▶ INFORMATION PROVIDED
_ _ _ _ _ _ _
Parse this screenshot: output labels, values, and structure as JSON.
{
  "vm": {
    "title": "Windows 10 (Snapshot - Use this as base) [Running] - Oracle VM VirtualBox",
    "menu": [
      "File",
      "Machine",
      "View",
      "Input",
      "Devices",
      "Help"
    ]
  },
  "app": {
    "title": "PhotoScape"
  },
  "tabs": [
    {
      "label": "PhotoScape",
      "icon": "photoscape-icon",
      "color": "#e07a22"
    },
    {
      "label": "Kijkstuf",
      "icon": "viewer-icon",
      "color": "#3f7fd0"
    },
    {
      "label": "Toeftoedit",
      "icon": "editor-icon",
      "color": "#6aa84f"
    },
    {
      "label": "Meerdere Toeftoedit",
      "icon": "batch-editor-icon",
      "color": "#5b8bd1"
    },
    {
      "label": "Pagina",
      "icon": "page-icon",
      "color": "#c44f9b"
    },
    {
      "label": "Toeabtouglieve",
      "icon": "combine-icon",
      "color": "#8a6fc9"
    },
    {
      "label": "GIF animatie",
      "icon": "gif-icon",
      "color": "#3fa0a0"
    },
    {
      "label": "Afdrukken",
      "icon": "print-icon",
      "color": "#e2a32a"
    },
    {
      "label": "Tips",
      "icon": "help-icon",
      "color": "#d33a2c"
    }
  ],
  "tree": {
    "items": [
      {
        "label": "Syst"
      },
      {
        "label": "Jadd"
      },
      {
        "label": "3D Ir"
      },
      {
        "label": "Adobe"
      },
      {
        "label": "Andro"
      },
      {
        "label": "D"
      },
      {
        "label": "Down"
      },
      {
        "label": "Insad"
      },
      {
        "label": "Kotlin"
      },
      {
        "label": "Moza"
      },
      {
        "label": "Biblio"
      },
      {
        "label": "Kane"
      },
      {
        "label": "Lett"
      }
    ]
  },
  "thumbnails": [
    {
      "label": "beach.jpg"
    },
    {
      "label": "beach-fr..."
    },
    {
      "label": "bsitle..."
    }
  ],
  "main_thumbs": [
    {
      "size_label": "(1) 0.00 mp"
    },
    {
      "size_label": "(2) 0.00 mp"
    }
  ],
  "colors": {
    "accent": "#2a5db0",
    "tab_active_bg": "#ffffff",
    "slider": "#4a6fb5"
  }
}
_ _ _ _ _ _ _
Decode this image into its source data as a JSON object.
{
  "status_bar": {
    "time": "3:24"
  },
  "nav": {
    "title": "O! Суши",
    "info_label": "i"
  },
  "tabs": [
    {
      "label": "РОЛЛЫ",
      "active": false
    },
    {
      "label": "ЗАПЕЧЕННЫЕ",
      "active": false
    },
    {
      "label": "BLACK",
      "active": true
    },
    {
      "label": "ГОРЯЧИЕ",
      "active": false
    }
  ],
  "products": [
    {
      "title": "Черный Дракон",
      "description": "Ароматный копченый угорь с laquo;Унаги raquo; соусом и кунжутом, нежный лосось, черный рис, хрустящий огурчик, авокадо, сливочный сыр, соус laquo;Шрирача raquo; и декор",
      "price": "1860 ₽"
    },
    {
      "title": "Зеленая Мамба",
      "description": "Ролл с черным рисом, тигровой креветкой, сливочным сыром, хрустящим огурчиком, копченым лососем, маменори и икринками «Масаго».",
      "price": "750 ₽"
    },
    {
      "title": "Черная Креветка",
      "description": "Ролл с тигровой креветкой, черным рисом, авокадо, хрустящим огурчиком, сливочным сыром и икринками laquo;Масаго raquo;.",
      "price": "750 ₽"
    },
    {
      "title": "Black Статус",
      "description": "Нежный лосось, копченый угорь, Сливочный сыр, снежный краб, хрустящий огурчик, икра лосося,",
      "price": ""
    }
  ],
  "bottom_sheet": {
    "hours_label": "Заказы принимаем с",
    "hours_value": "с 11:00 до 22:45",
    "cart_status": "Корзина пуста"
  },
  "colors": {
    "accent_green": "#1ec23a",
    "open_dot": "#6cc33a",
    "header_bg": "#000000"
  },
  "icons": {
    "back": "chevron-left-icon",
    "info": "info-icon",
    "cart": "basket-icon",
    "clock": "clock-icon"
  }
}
_ _ _ _ _ _ _
▶ GOAL
Check the data for the word "копченый" and pull out the lines that have it.

▶ TASK ANSWER
      "description": "Ароматный копченый угорь с laquo;Унаги raquo; соусом и кунжутом, нежный лосось, черный рис, хрустящий огурчик, авокадо, сливочный сыр, соус laquo;Шрирача raquo; и декор",
      "description": "Нежный лосось, копченый угорь, Сливочный сыр, снежный краб, хрустящий огурчик, икра лосося,",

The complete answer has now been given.